● THE EXERCISE
Find the string "true" in the listing and report every line that has it.

● DATA LINES
# # # # #
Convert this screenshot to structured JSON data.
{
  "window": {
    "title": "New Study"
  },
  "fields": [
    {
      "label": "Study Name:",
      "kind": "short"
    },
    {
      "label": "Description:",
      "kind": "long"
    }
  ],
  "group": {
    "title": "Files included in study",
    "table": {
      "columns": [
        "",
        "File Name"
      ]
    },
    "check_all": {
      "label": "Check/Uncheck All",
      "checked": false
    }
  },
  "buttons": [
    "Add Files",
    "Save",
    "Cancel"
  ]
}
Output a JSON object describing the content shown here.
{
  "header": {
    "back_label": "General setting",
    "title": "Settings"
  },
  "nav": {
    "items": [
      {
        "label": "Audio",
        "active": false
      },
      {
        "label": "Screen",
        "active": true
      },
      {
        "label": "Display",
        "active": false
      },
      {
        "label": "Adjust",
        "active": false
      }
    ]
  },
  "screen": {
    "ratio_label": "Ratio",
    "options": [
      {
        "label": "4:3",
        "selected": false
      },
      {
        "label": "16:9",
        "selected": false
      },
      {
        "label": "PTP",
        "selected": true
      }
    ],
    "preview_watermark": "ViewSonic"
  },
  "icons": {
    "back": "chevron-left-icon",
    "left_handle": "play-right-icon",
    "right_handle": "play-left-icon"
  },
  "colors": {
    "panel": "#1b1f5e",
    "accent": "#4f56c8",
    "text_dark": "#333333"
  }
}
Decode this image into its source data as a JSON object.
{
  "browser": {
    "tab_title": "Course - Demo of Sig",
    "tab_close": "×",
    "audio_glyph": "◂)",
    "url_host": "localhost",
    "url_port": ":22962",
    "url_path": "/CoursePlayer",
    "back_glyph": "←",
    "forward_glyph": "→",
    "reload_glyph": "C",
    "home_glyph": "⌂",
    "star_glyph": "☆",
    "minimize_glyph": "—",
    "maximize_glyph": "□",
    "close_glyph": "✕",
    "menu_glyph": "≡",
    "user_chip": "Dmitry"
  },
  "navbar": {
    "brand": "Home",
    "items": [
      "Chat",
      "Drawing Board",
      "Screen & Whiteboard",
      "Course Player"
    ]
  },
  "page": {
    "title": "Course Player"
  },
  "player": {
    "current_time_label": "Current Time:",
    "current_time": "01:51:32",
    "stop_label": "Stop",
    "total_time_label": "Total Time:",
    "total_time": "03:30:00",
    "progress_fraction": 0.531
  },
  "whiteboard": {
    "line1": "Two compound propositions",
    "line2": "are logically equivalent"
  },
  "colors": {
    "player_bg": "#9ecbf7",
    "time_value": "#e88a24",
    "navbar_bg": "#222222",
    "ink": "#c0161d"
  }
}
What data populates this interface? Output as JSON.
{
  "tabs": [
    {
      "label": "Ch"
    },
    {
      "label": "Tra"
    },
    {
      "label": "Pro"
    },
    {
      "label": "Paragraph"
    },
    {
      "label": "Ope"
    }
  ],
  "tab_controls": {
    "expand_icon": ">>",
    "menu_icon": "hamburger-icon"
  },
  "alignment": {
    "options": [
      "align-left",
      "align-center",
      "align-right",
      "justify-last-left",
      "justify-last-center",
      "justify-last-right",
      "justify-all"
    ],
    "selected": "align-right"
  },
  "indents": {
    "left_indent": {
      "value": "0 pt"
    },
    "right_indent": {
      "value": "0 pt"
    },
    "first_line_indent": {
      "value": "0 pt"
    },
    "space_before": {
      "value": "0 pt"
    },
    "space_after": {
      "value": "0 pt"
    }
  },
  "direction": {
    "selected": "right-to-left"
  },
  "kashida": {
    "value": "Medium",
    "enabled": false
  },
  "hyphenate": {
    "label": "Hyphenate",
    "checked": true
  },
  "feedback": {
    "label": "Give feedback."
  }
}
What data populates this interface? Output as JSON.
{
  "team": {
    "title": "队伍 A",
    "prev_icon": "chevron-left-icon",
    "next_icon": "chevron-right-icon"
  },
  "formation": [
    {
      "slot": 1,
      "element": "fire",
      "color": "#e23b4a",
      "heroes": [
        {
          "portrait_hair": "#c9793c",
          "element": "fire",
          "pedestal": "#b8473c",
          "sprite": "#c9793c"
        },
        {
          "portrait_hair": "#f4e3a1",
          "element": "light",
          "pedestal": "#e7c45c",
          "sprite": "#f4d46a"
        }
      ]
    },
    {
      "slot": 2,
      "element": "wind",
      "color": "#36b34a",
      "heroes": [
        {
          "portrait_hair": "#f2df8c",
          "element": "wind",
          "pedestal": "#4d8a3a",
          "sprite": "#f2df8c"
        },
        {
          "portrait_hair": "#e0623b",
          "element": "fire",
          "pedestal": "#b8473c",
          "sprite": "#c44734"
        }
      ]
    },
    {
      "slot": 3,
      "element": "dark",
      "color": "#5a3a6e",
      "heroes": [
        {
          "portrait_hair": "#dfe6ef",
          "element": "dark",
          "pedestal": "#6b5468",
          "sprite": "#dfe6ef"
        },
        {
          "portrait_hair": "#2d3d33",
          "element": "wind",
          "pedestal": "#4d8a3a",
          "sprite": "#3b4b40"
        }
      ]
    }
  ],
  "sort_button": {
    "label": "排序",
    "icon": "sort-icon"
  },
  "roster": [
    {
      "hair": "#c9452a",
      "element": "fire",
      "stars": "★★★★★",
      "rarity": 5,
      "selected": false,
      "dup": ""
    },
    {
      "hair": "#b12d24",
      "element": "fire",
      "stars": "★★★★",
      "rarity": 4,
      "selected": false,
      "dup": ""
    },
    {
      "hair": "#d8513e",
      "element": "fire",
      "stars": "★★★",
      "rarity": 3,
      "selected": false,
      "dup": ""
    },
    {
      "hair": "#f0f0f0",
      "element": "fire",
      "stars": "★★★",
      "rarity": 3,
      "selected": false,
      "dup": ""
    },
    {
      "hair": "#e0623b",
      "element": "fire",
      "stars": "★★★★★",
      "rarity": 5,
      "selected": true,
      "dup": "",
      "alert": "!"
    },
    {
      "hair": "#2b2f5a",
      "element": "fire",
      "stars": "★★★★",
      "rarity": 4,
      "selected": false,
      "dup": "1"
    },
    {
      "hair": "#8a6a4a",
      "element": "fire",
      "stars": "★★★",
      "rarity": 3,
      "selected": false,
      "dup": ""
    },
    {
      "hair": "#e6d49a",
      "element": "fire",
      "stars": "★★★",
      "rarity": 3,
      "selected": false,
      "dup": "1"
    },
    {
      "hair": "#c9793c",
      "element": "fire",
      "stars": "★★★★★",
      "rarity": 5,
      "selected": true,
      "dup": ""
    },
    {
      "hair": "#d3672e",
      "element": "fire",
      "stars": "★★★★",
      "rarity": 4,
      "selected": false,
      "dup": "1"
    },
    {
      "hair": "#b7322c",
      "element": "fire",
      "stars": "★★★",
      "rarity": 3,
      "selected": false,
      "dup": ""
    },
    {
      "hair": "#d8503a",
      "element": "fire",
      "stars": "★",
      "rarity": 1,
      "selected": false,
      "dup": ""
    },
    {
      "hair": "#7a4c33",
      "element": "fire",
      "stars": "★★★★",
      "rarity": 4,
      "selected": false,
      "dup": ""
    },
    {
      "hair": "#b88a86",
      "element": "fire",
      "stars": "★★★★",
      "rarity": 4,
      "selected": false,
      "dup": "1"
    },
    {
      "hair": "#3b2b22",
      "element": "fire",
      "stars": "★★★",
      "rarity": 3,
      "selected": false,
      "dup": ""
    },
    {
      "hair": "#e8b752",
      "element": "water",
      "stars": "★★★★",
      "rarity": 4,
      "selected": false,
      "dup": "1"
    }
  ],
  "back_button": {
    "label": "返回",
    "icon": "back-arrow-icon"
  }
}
# # # # #
● OUTPUT
        "active": true
        "selected": true
    "checked": true
      "selected": true,
      "selected": true,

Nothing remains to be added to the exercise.